**What you will do:** Restate the listing that follows word for word, without its pictures.

— start Data lines —

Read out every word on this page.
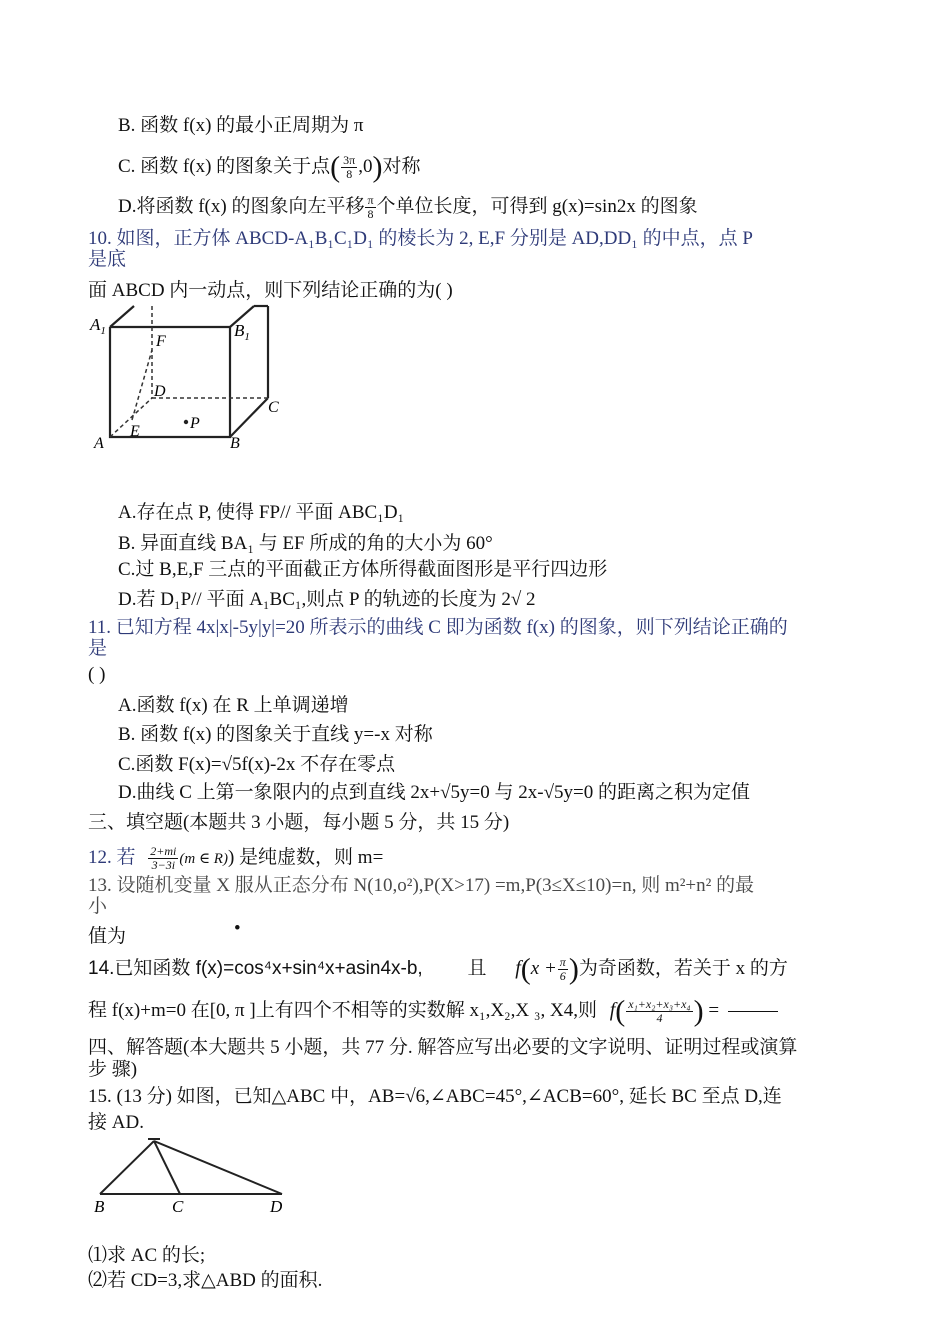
B. 函数 f(x) 的最小正周期为 π
C. 函数 f(x) 的图象关于点( $\frac{3\pi}{8} ,0$)对称
D.将函数 f(x) 的图象向左平移 $\frac{\pi}{8}$ 个单位长度，可得到 g(x)=sin2x 的图象
10. 如图，正方体 ABCD-A₁B₁C₁D₁ 的棱长为 2, E,F 分别是 AD,DD₁ 的中点，点 P
是底
面 ABCD 内一动点，则下列结论正确的为( )
$A_1$	$B_1$
F
D
C
E	P
A	B
A.存在点 P, 使得 FP// 平面 ABC₁D₁
B. 异面直线 BA₁ 与 EF 所成的角的大小为 60°
C.过 B,E,F 三点的平面截正方体所得截面图形是平行四边形
D.若 D₁P// 平面 A₁BC₁,则点 P 的轨迹的长度为 2√ 2
11. 已知方程 4x|x|-5y|y|=20 所表示的曲线 C 即为函数 f(x) 的图象，则下列结论正确的
是
( )
A.函数 f(x) 在 R 上单调递增
B. 函数 f(x) 的图象关于直线 y=-x 对称
C.函数 F(x)=√5f(x)-2x 不存在零点
D.曲线 C 上第一象限内的点到直线 2x+√5y=0 与 2x-√5y=0 的距离之积为定值
三、填空题(本题共 3 小题，每小题 5 分，共 15 分)
12. 若 $\frac{2+mi}{3-3i} (m$ ∈ R)) 是纯虚数，则 m=
13. 设随机变量 X 服从正态分布 N(10,o²),P(X>17) =m,P(3≤X≤10)=n, 则 m²+n² 的最
小
值为	•
14.已知函数 f(x)=cos⁴x+sin⁴x+asin4x-b, 且 $f(x + \frac{\pi}{6}$ )为奇函数，若关于 x 的方
程 f(x)+m=0 在[0, π ]上有四个不相等的实数解 x₁,X₂,X ₃, X4,则 $f( \frac{\text{x₁+x₂+x₃+x₄}}{4}$ ) =
四、解答题(本大题共 5 小题，共 77 分. 解答应写出必要的文字说明、证明过程或演算
步 骤)
15. (13 分) 如图，已知△ABC 中，AB=√6,∠ABC=45°,∠ACB=60°, 延长 BC 至点 D,连
接 AD.
B	C	D
⑴求 AC 的长;
⑵若 CD=3,求△ABD 的面积.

— end Data lines —

**Result of this exercise:**
Read out every word on this page.
B. 函数 f(x) 的最小正周期为 π
C. 函数 f(x) 的图象关于点( $\frac{3\pi}{8} ,0$)对称
D.将函数 f(x) 的图象向左平移 $\frac{\pi}{8}$ 个单位长度，可得到 g(x)=sin2x 的图象
10. 如图，正方体 ABCD-A₁B₁C₁D₁ 的棱长为 2, E,F 分别是 AD,DD₁ 的中点，点 P
是底
面 ABCD 内一动点，则下列结论正确的为( )
$A_1$	$B_1$
F
D
C
E	P
A	B
A.存在点 P, 使得 FP// 平面 ABC₁D₁
B. 异面直线 BA₁ 与 EF 所成的角的大小为 60°
C.过 B,E,F 三点的平面截正方体所得截面图形是平行四边形
D.若 D₁P// 平面 A₁BC₁,则点 P 的轨迹的长度为 2√ 2
11. 已知方程 4x|x|-5y|y|=20 所表示的曲线 C 即为函数 f(x) 的图象，则下列结论正确的
是
( )
A.函数 f(x) 在 R 上单调递增
B. 函数 f(x) 的图象关于直线 y=-x 对称
C.函数 F(x)=√5f(x)-2x 不存在零点
D.曲线 C 上第一象限内的点到直线 2x+√5y=0 与 2x-√5y=0 的距离之积为定值
三、填空题(本题共 3 小题，每小题 5 分，共 15 分)
12. 若 $\frac{2+mi}{3-3i} (m$ ∈ R)) 是纯虚数，则 m=
13. 设随机变量 X 服从正态分布 N(10,o²),P(X>17) =m,P(3≤X≤10)=n, 则 m²+n² 的最
小
值为	•
14.已知函数 f(x)=cos⁴x+sin⁴x+asin4x-b, 且 $f(x + \frac{\pi}{6}$ )为奇函数，若关于 x 的方
程 f(x)+m=0 在[0, π ]上有四个不相等的实数解 x₁,X₂,X ₃, X4,则 $f( \frac{\text{x₁+x₂+x₃+x₄}}{4}$ ) =
四、解答题(本大题共 5 小题，共 77 分. 解答应写出必要的文字说明、证明过程或演算
步 骤)
15. (13 分) 如图，已知△ABC 中，AB=√6,∠ABC=45°,∠ACB=60°, 延长 BC 至点 D,连
接 AD.
B	C	D
⑴求 AC 的长;
⑵若 CD=3,求△ABD 的面积.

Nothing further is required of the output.